_Selected excerpt_:

If asked, “What company do you wish you had helped found?” I bet a lot of people would answer along the lines of Google, Facebook, or Twitter. I myself might have to go with Justin’s Nut Butter. That’s right, I’d forgo the billions in favor of small batch, sustainably harvested, natural nut butters. I have a major weakness. Well, I have several to be honest, but I love peanuts and I love good stories. The tale of Justin Gold building his company speaks to both my cravings.
Working With What You Know
Gold grew up in small Pennsylvania town where he learned to appreciate natural foods at his parents’ store. His love for outdoor recreation took him to Boulder, Colorado, after college. To load up on protein before mountain bike rides, he began making homemade peanut and almond butters. After taste testing with roommates, family members and co-workers, he began researching the feasibility of launching his own product line.
Gold attended free workshops at the Boulder Small Business Development Center and the Leeds School of Business at Colorado University to refine his business plan. While holding down a day job at REI, he would drive to Denver at night to use a commercial kitchen, perfecting recipes. The company Justin’s started by selling 16-ounce jars of nut butter to local natural food stores (Gold had been in the habit of writing his name on jars to keep roommates from stealing his goods from his home refrigerator). Gold delivered his jars to stores on his off weekends.

_Available data_:

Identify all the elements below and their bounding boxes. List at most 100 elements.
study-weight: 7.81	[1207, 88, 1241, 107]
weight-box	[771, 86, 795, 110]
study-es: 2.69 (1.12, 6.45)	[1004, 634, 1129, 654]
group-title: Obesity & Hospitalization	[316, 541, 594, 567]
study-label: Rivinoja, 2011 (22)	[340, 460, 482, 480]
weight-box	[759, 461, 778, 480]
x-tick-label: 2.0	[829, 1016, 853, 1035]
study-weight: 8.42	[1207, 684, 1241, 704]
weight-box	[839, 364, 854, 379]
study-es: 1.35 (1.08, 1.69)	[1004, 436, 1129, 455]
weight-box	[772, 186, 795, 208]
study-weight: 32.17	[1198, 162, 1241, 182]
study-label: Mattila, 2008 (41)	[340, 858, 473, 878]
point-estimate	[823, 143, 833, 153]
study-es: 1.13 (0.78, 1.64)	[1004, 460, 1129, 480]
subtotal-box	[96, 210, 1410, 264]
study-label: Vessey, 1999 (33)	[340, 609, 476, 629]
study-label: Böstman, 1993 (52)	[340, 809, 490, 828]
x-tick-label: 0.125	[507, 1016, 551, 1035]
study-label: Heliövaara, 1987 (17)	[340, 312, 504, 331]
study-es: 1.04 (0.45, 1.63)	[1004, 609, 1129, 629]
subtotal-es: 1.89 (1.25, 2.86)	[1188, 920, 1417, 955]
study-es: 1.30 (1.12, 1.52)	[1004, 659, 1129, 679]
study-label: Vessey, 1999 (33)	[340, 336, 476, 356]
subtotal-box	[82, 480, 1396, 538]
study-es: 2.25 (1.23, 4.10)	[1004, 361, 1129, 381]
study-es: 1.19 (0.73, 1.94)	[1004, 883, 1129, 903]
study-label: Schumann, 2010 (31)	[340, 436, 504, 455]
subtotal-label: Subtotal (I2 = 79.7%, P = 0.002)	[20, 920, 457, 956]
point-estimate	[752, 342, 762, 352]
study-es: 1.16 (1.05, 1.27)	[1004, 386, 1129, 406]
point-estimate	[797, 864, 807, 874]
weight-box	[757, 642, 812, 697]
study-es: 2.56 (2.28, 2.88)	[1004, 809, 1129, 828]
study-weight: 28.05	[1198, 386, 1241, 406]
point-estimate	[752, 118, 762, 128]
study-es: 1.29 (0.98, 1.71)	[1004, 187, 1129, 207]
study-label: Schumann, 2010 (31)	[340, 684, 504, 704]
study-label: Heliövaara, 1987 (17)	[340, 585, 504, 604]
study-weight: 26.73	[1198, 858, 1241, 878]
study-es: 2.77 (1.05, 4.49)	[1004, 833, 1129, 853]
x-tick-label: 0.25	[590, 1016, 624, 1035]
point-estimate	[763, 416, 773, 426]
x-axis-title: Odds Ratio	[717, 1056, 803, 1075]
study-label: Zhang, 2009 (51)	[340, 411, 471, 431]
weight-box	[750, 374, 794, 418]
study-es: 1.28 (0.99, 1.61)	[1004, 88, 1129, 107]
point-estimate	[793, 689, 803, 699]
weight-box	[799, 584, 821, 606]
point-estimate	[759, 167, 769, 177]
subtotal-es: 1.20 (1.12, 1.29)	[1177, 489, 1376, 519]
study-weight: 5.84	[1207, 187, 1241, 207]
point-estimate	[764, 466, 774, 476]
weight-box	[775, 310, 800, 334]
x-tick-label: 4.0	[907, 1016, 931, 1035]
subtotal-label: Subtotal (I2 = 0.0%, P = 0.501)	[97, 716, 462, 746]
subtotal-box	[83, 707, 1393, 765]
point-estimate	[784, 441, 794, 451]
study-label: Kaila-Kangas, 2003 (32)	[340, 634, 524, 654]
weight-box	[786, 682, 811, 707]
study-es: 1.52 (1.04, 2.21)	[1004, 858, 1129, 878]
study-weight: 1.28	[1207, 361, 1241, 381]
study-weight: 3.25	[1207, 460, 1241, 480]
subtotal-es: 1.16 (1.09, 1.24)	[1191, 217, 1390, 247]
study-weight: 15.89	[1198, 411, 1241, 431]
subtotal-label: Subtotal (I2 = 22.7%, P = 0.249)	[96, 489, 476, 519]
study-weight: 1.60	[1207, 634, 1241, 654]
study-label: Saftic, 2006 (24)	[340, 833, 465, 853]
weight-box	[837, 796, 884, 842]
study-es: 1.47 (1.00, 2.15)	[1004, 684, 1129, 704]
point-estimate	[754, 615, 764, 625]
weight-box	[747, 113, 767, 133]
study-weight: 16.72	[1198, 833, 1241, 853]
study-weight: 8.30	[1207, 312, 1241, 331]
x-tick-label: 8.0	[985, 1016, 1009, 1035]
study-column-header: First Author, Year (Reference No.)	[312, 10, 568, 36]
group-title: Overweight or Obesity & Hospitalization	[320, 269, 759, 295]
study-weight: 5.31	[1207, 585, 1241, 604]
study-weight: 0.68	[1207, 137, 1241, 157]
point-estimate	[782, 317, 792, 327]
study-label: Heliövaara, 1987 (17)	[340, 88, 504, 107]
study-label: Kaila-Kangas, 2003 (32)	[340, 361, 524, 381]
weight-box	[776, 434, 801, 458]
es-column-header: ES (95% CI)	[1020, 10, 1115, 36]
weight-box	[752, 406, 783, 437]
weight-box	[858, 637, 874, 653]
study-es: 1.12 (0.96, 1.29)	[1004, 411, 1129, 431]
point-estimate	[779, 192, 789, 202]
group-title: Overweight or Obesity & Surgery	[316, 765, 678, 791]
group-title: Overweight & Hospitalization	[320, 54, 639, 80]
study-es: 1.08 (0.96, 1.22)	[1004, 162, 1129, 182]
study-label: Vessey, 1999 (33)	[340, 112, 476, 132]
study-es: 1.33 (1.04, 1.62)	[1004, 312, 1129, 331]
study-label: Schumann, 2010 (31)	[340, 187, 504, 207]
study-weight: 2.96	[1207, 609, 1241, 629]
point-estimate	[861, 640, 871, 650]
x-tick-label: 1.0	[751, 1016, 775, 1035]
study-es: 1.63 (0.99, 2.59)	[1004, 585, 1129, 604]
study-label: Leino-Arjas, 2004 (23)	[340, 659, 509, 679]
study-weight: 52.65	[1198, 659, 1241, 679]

_Activity A_:
According to the Justin's Nut Butter piece, why had Gold been writing his name on jars of nut butter? Answer in one to three sentences.
_Activity B_:
Carry the Justin's Nut Butter piece forward from its final sentence.
The listing that accompanies this page was drawn from a separate source.

_Response A_:
Gold wrote his name on the jars to keep his roommates from stealing his nut butter from the refrigerator at home.

_Response B_:
Looking to increase his growth potential and inspired by the gels, goo packs, and other energy boosts sold at REI in squeezable packages, Gold developed his own single-serving nut butter packs. He knew from his own hiking, biking, and skiing adventures that the on-the-go packs would be a great snack, providing a quick shot of high-protein. Unfortunately, stores like Whole Foods Market placed the product in the energy-bar section where they went undiscovered. Gold’s story might have ended there.
Good Relations & Persistence
Turns out the time Gold took to build relationships saved his company. He and his employees were known for connecting with customers–giving demos and patiently brand building, handling restocking needs professionally. Good attitudes and earnest effort lead to Justin’s packs eventually being stocked in the peanut butter aisle, where they became a huge hit.
Squeeze packs now account for 80% of Justin’s revenue. After two years of struggle, REI began stocking his product and Gold could begin referring to the company as business partner and former employer. A million dollar round of angel investment enabled him to diversify into selling peanut butter cups and candy bars, and to expand nationally. In 2011, the company earned $11 million, and Gold now has his eyes on $20 million in 2012. Consumers may have their sights on his delicious products not only in grocery stores, but in airports very soon.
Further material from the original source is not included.